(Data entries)
====================

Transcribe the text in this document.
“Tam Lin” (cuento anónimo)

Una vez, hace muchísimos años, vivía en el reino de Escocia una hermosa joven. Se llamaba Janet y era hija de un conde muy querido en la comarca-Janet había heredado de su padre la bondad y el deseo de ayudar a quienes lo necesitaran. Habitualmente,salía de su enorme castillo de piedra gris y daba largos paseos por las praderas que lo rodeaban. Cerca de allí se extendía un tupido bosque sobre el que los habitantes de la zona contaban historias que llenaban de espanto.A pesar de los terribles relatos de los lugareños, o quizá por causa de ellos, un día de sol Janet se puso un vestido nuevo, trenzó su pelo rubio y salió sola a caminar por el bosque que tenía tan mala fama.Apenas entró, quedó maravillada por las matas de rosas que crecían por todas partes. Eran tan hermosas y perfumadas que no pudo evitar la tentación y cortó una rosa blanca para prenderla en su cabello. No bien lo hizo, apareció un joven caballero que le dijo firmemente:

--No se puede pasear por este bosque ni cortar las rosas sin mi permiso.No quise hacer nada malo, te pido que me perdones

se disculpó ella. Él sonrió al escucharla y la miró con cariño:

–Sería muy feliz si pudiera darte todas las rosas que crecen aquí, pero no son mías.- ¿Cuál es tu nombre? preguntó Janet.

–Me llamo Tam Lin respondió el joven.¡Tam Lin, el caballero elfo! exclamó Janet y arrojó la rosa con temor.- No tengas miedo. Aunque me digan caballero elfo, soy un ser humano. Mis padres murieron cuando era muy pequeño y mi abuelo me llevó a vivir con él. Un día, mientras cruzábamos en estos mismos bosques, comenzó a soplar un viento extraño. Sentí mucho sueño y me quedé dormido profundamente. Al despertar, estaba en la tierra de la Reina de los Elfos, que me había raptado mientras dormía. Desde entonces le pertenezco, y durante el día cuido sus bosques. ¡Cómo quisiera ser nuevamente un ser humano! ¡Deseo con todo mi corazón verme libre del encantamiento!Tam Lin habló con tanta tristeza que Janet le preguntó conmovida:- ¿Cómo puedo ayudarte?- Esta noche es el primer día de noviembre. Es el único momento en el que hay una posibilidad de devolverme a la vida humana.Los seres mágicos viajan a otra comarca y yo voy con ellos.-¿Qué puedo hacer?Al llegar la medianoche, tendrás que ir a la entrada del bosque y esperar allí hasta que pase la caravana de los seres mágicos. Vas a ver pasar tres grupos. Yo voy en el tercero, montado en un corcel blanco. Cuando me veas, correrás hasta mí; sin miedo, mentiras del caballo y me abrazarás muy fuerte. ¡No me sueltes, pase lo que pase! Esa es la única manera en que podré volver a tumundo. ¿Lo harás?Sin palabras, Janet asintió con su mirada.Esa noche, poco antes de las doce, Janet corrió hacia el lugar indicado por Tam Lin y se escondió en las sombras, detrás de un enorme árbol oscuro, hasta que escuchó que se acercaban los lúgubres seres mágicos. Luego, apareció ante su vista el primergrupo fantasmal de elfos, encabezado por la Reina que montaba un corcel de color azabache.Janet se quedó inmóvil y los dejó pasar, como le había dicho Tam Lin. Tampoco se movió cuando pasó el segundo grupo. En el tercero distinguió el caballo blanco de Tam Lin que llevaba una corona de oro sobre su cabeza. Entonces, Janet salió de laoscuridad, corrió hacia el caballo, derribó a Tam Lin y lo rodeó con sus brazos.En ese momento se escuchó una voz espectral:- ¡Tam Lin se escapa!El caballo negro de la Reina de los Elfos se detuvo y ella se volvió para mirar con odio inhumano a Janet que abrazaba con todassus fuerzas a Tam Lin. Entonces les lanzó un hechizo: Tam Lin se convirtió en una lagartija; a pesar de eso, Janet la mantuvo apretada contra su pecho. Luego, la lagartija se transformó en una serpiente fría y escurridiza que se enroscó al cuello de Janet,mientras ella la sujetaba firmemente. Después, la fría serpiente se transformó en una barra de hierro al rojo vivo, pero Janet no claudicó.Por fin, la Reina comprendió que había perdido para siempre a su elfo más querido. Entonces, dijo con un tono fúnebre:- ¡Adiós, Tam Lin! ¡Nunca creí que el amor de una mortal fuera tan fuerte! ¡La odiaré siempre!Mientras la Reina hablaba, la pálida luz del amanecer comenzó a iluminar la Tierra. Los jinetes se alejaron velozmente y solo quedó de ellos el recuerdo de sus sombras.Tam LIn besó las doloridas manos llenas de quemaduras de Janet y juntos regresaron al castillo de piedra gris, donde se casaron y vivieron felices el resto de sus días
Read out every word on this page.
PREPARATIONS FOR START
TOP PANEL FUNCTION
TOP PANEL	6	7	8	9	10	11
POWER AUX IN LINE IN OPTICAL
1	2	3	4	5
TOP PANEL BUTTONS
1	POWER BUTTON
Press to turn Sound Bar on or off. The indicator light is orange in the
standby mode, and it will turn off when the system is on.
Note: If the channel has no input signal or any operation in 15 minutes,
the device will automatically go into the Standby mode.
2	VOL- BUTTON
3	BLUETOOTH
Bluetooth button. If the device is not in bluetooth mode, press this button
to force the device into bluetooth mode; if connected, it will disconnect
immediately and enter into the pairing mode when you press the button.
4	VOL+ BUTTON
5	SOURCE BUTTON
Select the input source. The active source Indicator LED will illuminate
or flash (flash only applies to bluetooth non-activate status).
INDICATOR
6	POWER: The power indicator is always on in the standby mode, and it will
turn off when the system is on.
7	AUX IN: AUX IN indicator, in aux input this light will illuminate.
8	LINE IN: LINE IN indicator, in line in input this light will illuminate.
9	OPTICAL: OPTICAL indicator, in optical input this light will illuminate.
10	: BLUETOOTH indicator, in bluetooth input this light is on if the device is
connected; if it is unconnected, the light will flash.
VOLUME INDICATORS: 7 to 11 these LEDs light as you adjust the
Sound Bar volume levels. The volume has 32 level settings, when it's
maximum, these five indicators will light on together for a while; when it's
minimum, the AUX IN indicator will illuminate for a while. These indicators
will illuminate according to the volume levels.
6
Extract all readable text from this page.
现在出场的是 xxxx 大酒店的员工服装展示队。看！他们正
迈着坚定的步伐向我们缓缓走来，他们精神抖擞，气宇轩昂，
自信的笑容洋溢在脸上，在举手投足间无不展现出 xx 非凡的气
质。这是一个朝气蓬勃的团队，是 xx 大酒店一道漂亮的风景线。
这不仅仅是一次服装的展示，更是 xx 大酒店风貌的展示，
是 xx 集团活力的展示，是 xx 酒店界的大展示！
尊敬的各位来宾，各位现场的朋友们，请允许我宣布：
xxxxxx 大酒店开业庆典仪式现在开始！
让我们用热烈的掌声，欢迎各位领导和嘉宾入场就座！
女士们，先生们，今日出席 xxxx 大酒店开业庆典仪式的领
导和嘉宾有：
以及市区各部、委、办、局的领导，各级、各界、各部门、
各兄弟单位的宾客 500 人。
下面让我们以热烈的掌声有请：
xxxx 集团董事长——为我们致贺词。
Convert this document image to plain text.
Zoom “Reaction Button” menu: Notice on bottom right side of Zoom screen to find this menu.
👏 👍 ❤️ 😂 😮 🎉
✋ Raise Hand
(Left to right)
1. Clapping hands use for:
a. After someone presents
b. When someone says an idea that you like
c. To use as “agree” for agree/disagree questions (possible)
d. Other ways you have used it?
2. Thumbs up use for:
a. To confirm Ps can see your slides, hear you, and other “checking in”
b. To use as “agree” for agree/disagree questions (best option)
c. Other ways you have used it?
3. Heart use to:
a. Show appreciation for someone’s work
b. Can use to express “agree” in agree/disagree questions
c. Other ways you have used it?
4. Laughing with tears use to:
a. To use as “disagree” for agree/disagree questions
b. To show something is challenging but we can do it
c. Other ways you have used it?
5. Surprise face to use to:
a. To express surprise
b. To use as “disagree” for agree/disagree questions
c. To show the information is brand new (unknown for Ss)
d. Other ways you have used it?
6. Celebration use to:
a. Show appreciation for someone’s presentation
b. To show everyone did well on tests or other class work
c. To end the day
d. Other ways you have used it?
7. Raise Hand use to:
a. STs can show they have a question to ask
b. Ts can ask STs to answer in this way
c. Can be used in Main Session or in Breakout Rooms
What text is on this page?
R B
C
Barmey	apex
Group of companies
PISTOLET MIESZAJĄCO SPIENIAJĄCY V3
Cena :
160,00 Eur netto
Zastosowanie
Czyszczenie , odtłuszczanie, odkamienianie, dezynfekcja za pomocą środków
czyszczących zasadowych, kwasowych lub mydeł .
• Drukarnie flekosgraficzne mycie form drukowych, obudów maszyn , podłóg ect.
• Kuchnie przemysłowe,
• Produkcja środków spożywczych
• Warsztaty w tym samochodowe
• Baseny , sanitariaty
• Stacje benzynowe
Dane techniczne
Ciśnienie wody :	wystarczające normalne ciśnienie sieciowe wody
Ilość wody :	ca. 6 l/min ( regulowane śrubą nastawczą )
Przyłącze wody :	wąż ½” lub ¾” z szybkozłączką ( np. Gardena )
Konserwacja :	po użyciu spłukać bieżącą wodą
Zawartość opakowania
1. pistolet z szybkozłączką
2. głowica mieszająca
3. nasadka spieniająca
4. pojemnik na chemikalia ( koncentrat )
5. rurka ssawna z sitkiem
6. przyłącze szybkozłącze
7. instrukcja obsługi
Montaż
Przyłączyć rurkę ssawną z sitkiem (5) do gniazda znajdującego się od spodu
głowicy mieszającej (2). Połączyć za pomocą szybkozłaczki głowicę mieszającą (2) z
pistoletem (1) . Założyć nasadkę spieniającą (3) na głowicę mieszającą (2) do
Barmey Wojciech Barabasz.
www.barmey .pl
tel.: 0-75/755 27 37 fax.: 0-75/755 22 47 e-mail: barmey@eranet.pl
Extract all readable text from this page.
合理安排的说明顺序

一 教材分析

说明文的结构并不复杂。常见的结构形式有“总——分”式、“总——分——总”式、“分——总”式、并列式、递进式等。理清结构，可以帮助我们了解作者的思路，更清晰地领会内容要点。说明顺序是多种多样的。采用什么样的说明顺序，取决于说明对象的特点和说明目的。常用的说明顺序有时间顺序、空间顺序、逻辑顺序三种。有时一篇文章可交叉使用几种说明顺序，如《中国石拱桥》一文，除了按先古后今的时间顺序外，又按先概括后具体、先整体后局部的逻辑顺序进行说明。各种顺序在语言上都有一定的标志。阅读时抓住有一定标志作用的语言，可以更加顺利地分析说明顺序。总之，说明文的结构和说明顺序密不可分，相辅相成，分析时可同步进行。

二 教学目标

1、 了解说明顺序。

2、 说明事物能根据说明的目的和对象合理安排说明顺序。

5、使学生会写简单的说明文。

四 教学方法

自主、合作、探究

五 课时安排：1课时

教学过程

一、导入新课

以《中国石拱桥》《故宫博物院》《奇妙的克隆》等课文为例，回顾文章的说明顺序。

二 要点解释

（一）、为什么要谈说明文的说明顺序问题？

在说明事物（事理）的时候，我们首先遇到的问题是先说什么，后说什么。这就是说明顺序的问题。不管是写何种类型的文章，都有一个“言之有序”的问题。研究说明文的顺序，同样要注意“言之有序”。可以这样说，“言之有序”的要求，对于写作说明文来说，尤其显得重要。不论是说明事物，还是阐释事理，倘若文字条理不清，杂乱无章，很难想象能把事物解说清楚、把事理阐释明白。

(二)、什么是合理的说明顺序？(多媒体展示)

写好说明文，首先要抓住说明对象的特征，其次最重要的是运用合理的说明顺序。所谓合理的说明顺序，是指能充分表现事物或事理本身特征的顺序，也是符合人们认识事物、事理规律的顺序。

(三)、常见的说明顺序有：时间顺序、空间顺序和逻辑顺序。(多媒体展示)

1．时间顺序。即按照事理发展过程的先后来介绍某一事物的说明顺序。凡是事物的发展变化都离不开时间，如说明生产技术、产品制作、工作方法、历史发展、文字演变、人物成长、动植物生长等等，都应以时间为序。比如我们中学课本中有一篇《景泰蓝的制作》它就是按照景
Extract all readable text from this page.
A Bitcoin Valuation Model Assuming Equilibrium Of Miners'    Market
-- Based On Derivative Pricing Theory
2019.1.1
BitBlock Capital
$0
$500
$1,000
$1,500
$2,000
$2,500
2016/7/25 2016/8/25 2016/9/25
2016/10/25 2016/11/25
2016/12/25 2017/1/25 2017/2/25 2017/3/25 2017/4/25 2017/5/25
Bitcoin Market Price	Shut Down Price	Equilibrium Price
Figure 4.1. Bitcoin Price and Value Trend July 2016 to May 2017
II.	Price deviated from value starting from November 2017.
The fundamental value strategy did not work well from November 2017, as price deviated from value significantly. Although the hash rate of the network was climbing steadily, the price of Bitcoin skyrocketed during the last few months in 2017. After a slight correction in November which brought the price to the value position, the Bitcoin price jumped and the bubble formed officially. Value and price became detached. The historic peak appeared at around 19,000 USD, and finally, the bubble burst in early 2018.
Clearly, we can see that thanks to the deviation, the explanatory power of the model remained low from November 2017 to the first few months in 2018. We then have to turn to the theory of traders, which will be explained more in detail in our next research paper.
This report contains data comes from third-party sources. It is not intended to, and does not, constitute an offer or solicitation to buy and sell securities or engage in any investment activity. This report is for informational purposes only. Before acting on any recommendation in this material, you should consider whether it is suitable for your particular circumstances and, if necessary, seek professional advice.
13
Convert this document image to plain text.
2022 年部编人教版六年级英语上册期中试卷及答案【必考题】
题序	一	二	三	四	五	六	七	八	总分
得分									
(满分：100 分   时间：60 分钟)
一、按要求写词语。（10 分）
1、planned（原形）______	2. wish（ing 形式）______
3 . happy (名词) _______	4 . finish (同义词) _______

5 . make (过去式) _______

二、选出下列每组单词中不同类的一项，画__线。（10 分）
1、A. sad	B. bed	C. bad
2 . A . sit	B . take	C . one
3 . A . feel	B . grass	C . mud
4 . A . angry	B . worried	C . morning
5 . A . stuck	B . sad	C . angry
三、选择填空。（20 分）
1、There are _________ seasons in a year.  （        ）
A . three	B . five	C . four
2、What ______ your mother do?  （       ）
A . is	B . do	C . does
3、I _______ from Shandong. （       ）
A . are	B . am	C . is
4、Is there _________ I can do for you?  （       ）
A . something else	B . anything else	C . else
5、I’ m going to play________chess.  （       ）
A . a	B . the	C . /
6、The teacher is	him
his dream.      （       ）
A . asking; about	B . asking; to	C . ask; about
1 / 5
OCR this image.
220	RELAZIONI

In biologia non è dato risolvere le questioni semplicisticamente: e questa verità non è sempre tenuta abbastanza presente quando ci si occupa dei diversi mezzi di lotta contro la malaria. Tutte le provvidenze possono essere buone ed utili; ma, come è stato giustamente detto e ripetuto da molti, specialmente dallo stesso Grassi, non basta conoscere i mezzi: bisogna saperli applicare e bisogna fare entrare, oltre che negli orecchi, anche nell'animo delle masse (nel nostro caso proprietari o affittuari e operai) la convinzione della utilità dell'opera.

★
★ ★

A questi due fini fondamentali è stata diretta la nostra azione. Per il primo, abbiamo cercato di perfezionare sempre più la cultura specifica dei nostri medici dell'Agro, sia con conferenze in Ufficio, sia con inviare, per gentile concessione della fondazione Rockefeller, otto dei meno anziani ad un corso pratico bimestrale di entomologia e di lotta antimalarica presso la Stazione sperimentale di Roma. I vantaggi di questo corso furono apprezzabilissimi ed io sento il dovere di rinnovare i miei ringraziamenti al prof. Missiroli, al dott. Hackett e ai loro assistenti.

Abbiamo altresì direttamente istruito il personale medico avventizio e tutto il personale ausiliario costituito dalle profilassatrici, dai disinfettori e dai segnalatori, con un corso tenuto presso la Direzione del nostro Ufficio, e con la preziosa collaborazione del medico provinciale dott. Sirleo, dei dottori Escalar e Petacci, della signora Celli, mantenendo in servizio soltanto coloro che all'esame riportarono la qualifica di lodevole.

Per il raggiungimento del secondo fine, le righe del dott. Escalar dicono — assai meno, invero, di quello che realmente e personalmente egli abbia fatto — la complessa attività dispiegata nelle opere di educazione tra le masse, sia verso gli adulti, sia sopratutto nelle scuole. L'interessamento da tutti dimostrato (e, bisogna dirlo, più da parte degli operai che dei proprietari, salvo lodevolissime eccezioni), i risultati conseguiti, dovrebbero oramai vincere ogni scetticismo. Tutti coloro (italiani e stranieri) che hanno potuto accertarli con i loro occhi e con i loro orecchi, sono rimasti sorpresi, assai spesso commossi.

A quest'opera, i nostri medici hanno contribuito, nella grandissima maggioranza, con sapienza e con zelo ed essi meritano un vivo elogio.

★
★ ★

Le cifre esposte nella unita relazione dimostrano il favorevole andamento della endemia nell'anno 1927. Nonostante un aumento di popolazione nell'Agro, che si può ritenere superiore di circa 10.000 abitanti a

====================

# Work to complete
Look through the data and gather every line with the string "months" in it.

# Written response
The fundamental value strategy did not work well from November 2017, as price deviated from value significantly. Although the hash rate of the network was climbing steadily, the price of Bitcoin skyrocketed during the last few months in 2017. After a slight correction in November which brought the price to the value position, the Bitcoin price jumped and the bubble formed officially. Value and price became detached. The historic peak appeared at around 19,000 USD, and finally, the bubble burst in early 2018.
Clearly, we can see that thanks to the deviation, the explanatory power of the model remained low from November 2017 to the first few months in 2018. We then have to turn to the theory of traders, which will be explained more in detail in our next research paper.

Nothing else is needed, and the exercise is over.